Given problem:
In the data below, locate each line with the word "контрастирования" and list it.

***** Listed entries

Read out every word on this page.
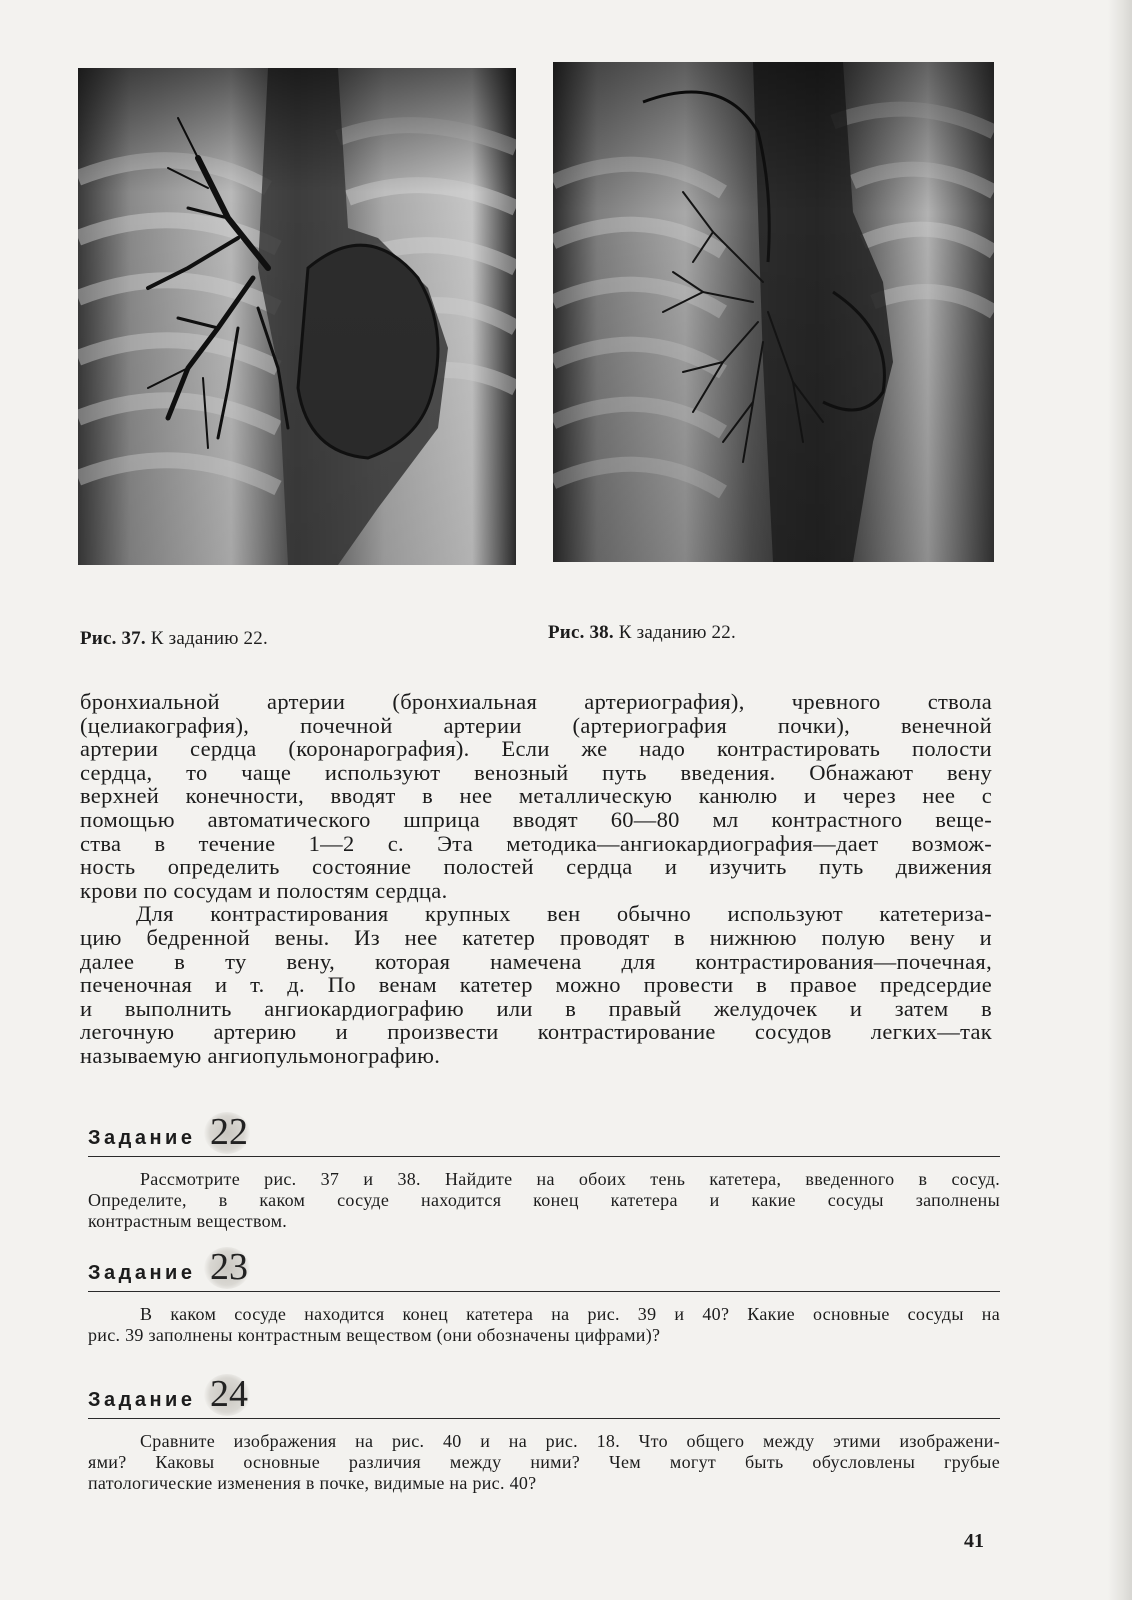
Рис. 37. К заданию 22.	Рис. 38. К заданию 22.
бронхиальной артерии (бронхиальная артериография), чревного ствола
(целиакография), почечной артерии (артериография почки), венечной
артерии сердца (коронарография). Если же надо контрастировать полости
сердца, то чаще используют венозный путь введения. Обнажают вену
верхней конечности, вводят в нее металлическую канюлю и через нее с
помощью автоматического шприца вводят 60—80 мл контрастного веще-
ства в течение 1—2 с. Эта методика—ангиокардиография—дает возмож-
ность определить состояние полостей сердца и изучить путь движения
крови по сосудам и полостям сердца.
Для контрастирования крупных вен обычно используют катетеризa-
цию бедренной вены. Из нее катетер проводят в нижнюю полую вену и
далее в ту вену, которая намечена для контрастирования—почечная,
печеночная и т. д. По венам катетер можно провести в правое предсердие
и выполнить ангиокардиографию или в правый желудочек и затем в
легочную артерию и произвести контрастирование сосудов легких—так
называемую ангиопульмонографию.
Задание 22
Рассмотрите рис. 37 и 38. Найдите на обоих тень катетера, введенного в сосуд.
Определите, в каком сосуде находится конец катетера и какие сосуды заполнены
контрастным веществом.
Задание 23
В каком сосуде находится конец катетера на рис. 39 и 40? Какие основные сосуды на
рис. 39 заполнены контрастным веществом (они обозначены цифрами)?
Задание 24
Сравните изображения на рис. 40 и на рис. 18. Что общего между этими изображени-
ями? Каковы основные различия между ними? Чем могут быть обусловлены грубые
патологические изменения в почке, видимые на рис. 40?
41
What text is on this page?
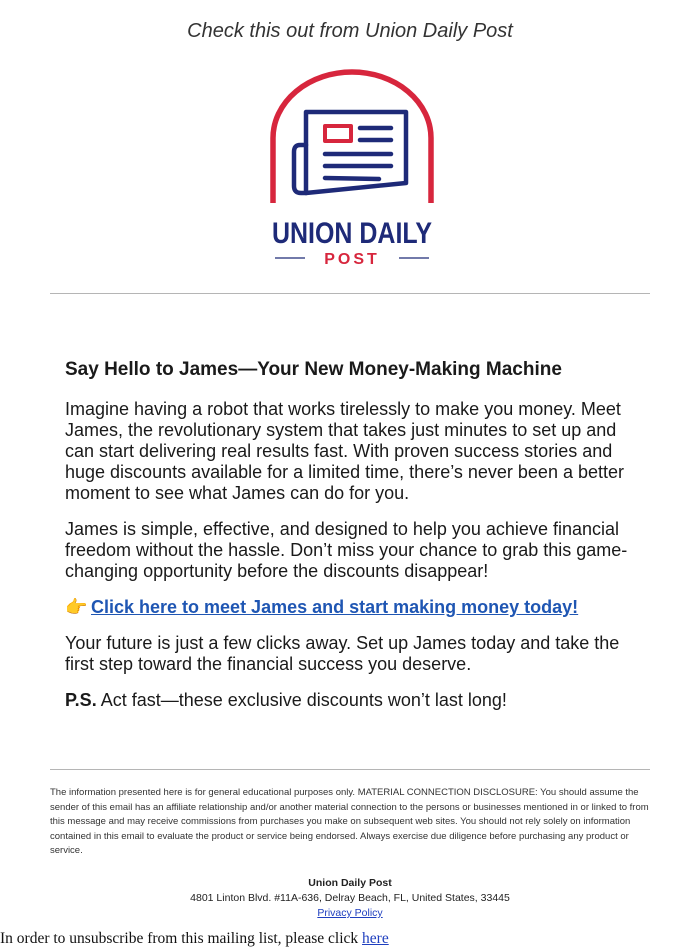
Check this out from Union Daily Post
UNION DAILY
POST
Say Hello to James—Your New Money-Making Machine

Imagine having a robot that works tirelessly to make you money. Meet James, the revolutionary system that takes just minutes to set up and can start delivering real results fast. With proven success stories and huge discounts available for a limited time, there’s never been a better moment to see what James can do for you.

James is simple, effective, and designed to help you achieve financial freedom without the hassle. Don’t miss your chance to grab this game-changing opportunity before the discounts disappear!

👉 Click here to meet James and start making money today!

Your future is just a few clicks away. Set up James today and take the first step toward the financial success you deserve.

P.S. Act fast—these exclusive discounts won’t last long!

The information presented here is for general educational purposes only. MATERIAL CONNECTION DISCLOSURE: You should assume the sender of this email has an affiliate relationship and/or another material connection to the persons or businesses mentioned in or linked to from this message and may receive commissions from purchases you make on subsequent web sites. You should not rely solely on information contained in this email to evaluate the product or service being endorsed. Always exercise due diligence before purchasing any product or service.
Union Daily Post
4801 Linton Blvd. #11A-636, Delray Beach, FL, United States, 33445
Privacy Policy
In order to unsubscribe from this mailing list, please click here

**********

Completed exercise:
Для контрастирования крупных вен обычно используют катетеризa-
далее в ту вену, которая намечена для контрастирования—почечная,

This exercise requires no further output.